-- STUDY MATERIAL --
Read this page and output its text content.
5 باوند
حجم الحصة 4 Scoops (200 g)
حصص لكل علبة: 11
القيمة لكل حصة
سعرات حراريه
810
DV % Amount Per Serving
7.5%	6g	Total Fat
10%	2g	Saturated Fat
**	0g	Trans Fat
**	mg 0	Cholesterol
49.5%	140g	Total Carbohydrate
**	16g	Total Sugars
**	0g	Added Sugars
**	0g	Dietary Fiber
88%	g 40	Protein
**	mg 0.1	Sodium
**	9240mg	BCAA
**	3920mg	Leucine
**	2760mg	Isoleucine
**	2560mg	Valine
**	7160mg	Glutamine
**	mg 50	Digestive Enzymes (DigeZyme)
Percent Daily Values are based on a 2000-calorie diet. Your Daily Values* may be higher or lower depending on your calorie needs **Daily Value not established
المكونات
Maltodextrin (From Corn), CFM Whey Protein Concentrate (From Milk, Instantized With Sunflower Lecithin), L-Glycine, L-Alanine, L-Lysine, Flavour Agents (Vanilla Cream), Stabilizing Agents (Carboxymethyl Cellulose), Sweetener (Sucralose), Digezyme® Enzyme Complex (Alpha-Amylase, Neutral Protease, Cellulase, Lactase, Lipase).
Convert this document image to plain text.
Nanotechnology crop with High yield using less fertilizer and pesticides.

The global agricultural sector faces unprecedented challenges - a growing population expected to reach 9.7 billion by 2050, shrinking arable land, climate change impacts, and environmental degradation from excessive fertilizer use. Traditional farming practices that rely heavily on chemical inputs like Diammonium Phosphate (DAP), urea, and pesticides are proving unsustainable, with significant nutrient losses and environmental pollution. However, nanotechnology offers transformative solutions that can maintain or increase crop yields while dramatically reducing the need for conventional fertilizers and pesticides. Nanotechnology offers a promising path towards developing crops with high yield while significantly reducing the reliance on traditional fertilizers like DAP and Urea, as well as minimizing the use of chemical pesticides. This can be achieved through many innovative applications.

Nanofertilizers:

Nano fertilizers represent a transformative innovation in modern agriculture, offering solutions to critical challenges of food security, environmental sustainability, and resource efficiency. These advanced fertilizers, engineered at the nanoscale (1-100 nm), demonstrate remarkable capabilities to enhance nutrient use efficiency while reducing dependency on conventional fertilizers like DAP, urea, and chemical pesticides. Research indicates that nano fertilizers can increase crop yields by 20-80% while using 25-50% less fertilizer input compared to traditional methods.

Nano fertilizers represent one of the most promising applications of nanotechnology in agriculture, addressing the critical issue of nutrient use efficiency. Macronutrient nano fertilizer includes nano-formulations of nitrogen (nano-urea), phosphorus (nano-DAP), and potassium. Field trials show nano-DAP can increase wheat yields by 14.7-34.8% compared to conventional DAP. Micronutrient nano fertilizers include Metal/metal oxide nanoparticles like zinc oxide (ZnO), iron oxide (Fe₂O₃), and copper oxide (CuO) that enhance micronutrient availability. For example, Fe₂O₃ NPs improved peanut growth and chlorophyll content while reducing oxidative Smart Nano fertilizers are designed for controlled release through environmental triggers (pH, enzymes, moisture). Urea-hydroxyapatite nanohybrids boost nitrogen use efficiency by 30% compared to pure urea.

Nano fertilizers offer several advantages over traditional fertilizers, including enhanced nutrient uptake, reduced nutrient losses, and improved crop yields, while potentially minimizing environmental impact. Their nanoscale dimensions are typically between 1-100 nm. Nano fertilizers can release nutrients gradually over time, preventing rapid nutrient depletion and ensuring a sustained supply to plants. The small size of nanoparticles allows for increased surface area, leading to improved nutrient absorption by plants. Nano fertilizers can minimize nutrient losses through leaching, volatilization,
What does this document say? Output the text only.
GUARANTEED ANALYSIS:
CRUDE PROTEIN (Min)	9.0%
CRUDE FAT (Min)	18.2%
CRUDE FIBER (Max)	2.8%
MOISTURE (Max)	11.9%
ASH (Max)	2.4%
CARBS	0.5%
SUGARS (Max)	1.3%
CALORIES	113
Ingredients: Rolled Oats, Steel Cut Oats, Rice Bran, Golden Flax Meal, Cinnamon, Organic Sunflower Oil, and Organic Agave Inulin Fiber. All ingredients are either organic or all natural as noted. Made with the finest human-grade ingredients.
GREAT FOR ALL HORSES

-- WHAT IS BEING ASKED --
Leave out every line ahead of the one containing "What does this" and print the rest of the listing exactly.

-- SOLVED PROBLEM --
What does this document say? Output the text only.
GUARANTEED ANALYSIS:
CRUDE PROTEIN (Min)	9.0%
CRUDE FAT (Min)	18.2%
CRUDE FIBER (Max)	2.8%
MOISTURE (Max)	11.9%
ASH (Max)	2.4%
CARBS	0.5%
SUGARS (Max)	1.3%
CALORIES	113
Ingredients: Rolled Oats, Steel Cut Oats, Rice Bran, Golden Flax Meal, Cinnamon, Organic Sunflower Oil, and Organic Agave Inulin Fiber. All ingredients are either organic or all natural as noted. Made with the finest human-grade ingredients.
GREAT FOR ALL HORSES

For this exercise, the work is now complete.